## WHAT IS ASKED
Extract the listing below in full, unchanged.
--- Start ITEMS ---
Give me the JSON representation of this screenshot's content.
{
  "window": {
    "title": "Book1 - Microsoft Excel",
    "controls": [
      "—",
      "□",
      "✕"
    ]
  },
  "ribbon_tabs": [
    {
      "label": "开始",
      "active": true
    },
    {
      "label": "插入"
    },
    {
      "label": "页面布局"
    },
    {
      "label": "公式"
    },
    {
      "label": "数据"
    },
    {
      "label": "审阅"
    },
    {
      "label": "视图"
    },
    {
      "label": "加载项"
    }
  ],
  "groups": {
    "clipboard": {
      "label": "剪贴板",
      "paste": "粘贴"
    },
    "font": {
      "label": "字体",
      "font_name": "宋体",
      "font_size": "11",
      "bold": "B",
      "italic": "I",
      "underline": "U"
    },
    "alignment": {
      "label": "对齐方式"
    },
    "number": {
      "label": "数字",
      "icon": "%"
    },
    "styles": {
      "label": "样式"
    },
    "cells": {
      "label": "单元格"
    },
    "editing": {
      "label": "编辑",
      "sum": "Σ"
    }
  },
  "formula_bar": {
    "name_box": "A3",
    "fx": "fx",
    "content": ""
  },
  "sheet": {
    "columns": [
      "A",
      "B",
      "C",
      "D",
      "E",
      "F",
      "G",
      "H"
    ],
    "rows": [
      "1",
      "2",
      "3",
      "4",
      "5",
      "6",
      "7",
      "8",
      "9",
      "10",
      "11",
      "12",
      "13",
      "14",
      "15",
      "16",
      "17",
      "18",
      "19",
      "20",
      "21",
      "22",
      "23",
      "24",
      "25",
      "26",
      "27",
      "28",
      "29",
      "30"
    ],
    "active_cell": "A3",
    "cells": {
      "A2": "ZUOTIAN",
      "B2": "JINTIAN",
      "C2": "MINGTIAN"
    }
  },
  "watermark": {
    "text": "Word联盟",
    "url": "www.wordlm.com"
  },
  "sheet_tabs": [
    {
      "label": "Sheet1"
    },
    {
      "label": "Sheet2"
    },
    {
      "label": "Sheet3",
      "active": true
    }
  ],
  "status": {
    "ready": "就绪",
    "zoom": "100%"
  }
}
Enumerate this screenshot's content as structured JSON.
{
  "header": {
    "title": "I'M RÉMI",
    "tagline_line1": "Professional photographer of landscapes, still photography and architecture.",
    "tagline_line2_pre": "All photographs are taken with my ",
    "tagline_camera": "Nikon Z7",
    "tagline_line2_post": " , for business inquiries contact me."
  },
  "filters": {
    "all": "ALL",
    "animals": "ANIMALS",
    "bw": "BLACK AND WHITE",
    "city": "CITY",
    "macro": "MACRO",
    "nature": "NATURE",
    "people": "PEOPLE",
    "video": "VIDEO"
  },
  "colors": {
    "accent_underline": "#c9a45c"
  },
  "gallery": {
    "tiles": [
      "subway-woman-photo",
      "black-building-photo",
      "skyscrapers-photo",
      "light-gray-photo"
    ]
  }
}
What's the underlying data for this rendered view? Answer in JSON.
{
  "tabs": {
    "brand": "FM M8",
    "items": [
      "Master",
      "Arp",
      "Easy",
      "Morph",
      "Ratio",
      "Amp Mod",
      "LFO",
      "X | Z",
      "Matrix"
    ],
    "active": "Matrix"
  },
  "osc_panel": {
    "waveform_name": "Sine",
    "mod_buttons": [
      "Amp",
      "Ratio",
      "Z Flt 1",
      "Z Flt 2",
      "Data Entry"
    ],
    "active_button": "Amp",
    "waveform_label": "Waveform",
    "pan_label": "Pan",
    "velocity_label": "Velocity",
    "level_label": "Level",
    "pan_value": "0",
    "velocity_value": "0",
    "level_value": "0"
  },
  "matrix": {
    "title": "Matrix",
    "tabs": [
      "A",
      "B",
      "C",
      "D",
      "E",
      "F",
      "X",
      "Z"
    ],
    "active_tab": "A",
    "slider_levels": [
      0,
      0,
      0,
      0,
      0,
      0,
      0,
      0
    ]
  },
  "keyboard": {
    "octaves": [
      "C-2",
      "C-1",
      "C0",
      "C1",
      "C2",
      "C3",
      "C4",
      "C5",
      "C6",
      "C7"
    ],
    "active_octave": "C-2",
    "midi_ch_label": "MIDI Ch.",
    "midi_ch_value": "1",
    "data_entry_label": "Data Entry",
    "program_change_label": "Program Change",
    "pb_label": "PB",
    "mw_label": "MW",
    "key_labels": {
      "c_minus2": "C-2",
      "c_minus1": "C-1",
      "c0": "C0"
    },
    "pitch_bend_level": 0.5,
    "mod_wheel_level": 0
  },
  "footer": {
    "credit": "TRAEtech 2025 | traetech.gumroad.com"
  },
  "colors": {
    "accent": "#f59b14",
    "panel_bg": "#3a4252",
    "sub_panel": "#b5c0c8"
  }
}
--- End ITEMS ---
## OUTPUT FOR THIS TASK
Give me the JSON representation of this screenshot's content.
{
  "window": {
    "title": "Book1 - Microsoft Excel",
    "controls": [
      "—",
      "□",
      "✕"
    ]
  },
  "ribbon_tabs": [
    {
      "label": "开始",
      "active": true
    },
    {
      "label": "插入"
    },
    {
      "label": "页面布局"
    },
    {
      "label": "公式"
    },
    {
      "label": "数据"
    },
    {
      "label": "审阅"
    },
    {
      "label": "视图"
    },
    {
      "label": "加载项"
    }
  ],
  "groups": {
    "clipboard": {
      "label": "剪贴板",
      "paste": "粘贴"
    },
    "font": {
      "label": "字体",
      "font_name": "宋体",
      "font_size": "11",
      "bold": "B",
      "italic": "I",
      "underline": "U"
    },
    "alignment": {
      "label": "对齐方式"
    },
    "number": {
      "label": "数字",
      "icon": "%"
    },
    "styles": {
      "label": "样式"
    },
    "cells": {
      "label": "单元格"
    },
    "editing": {
      "label": "编辑",
      "sum": "Σ"
    }
  },
  "formula_bar": {
    "name_box": "A3",
    "fx": "fx",
    "content": ""
  },
  "sheet": {
    "columns": [
      "A",
      "B",
      "C",
      "D",
      "E",
      "F",
      "G",
      "H"
    ],
    "rows": [
      "1",
      "2",
      "3",
      "4",
      "5",
      "6",
      "7",
      "8",
      "9",
      "10",
      "11",
      "12",
      "13",
      "14",
      "15",
      "16",
      "17",
      "18",
      "19",
      "20",
      "21",
      "22",
      "23",
      "24",
      "25",
      "26",
      "27",
      "28",
      "29",
      "30"
    ],
    "active_cell": "A3",
    "cells": {
      "A2": "ZUOTIAN",
      "B2": "JINTIAN",
      "C2": "MINGTIAN"
    }
  },
  "watermark": {
    "text": "Word联盟",
    "url": "www.wordlm.com"
  },
  "sheet_tabs": [
    {
      "label": "Sheet1"
    },
    {
      "label": "Sheet2"
    },
    {
      "label": "Sheet3",
      "active": true
    }
  ],
  "status": {
    "ready": "就绪",
    "zoom": "100%"
  }
}
Enumerate this screenshot's content as structured JSON.
{
  "header": {
    "title": "I'M RÉMI",
    "tagline_line1": "Professional photographer of landscapes, still photography and architecture.",
    "tagline_line2_pre": "All photographs are taken with my ",
    "tagline_camera": "Nikon Z7",
    "tagline_line2_post": " , for business inquiries contact me."
  },
  "filters": {
    "all": "ALL",
    "animals": "ANIMALS",
    "bw": "BLACK AND WHITE",
    "city": "CITY",
    "macro": "MACRO",
    "nature": "NATURE",
    "people": "PEOPLE",
    "video": "VIDEO"
  },
  "colors": {
    "accent_underline": "#c9a45c"
  },
  "gallery": {
    "tiles": [
      "subway-woman-photo",
      "black-building-photo",
      "skyscrapers-photo",
      "light-gray-photo"
    ]
  }
}
What's the underlying data for this rendered view? Answer in JSON.
{
  "tabs": {
    "brand": "FM M8",
    "items": [
      "Master",
      "Arp",
      "Easy",
      "Morph",
      "Ratio",
      "Amp Mod",
      "LFO",
      "X | Z",
      "Matrix"
    ],
    "active": "Matrix"
  },
  "osc_panel": {
    "waveform_name": "Sine",
    "mod_buttons": [
      "Amp",
      "Ratio",
      "Z Flt 1",
      "Z Flt 2",
      "Data Entry"
    ],
    "active_button": "Amp",
    "waveform_label": "Waveform",
    "pan_label": "Pan",
    "velocity_label": "Velocity",
    "level_label": "Level",
    "pan_value": "0",
    "velocity_value": "0",
    "level_value": "0"
  },
  "matrix": {
    "title": "Matrix",
    "tabs": [
      "A",
      "B",
      "C",
      "D",
      "E",
      "F",
      "X",
      "Z"
    ],
    "active_tab": "A",
    "slider_levels": [
      0,
      0,
      0,
      0,
      0,
      0,
      0,
      0
    ]
  },
  "keyboard": {
    "octaves": [
      "C-2",
      "C-1",
      "C0",
      "C1",
      "C2",
      "C3",
      "C4",
      "C5",
      "C6",
      "C7"
    ],
    "active_octave": "C-2",
    "midi_ch_label": "MIDI Ch.",
    "midi_ch_value": "1",
    "data_entry_label": "Data Entry",
    "program_change_label": "Program Change",
    "pb_label": "PB",
    "mw_label": "MW",
    "key_labels": {
      "c_minus2": "C-2",
      "c_minus1": "C-1",
      "c0": "C0"
    },
    "pitch_bend_level": 0.5,
    "mod_wheel_level": 0
  },
  "footer": {
    "credit": "TRAEtech 2025 | traetech.gumroad.com"
  },
  "colors": {
    "accent": "#f59b14",
    "panel_bg": "#3a4252",
    "sub_panel": "#b5c0c8"
  }
}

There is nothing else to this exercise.